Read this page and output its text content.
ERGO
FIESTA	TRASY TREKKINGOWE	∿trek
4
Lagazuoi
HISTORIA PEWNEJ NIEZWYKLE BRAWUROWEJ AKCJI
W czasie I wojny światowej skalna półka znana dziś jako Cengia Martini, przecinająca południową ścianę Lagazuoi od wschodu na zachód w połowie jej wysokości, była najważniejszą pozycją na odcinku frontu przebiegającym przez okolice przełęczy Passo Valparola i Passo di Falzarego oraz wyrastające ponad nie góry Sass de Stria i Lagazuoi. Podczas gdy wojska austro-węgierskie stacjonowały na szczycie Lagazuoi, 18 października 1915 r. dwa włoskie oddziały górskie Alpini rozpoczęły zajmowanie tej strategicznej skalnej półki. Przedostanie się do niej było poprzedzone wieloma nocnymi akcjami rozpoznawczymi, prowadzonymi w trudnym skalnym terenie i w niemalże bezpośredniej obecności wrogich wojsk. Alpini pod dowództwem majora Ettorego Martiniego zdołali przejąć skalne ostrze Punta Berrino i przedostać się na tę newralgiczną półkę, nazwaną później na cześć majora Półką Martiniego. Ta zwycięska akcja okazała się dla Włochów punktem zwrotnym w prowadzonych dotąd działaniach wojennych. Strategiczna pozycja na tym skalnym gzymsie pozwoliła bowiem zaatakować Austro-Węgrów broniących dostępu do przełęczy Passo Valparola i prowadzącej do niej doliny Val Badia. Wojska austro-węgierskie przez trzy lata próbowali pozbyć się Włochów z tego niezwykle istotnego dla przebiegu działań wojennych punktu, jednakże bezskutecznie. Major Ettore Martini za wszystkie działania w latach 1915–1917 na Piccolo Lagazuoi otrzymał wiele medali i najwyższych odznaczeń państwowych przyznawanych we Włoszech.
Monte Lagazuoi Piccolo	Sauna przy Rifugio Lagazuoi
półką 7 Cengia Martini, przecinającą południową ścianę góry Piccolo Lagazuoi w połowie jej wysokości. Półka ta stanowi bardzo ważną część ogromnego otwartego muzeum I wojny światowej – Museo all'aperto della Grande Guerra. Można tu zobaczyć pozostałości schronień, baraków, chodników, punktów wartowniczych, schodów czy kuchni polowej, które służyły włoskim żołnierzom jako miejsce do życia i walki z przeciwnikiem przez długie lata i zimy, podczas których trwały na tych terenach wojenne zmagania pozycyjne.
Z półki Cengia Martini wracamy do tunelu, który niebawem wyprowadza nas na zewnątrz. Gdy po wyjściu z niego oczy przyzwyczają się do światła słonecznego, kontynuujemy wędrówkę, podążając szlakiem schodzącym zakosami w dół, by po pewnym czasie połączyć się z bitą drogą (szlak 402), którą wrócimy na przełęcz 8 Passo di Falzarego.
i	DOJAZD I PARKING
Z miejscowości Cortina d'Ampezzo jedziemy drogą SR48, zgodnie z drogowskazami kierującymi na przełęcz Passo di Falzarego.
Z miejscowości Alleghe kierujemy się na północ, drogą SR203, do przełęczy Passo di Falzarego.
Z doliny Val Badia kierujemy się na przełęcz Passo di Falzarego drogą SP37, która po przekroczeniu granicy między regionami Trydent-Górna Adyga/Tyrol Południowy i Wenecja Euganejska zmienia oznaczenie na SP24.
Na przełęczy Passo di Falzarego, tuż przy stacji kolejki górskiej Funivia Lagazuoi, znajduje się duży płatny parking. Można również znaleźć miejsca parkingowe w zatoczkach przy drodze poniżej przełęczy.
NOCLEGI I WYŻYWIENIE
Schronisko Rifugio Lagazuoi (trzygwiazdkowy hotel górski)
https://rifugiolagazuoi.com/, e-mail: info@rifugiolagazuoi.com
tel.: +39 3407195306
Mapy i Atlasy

┄┄┄┄┄┄┄┄┄┄

◆ **Stated exercise**: Which lines in the records above contain the string "kierujemy"? Copy each one.

◆ **Solution**:
Z miejscowości Alleghe kierujemy się na północ, drogą SR203, do przełęczy Passo di Falzarego.
Z doliny Val Badia kierujemy się na przełęcz Passo di Falzarego drogą SP37, która po przekroczeniu granicy między regionami Trydent-Górna Adyga/Tyrol Południowy i Wenecja Euganejska zmienia oznaczenie na SP24.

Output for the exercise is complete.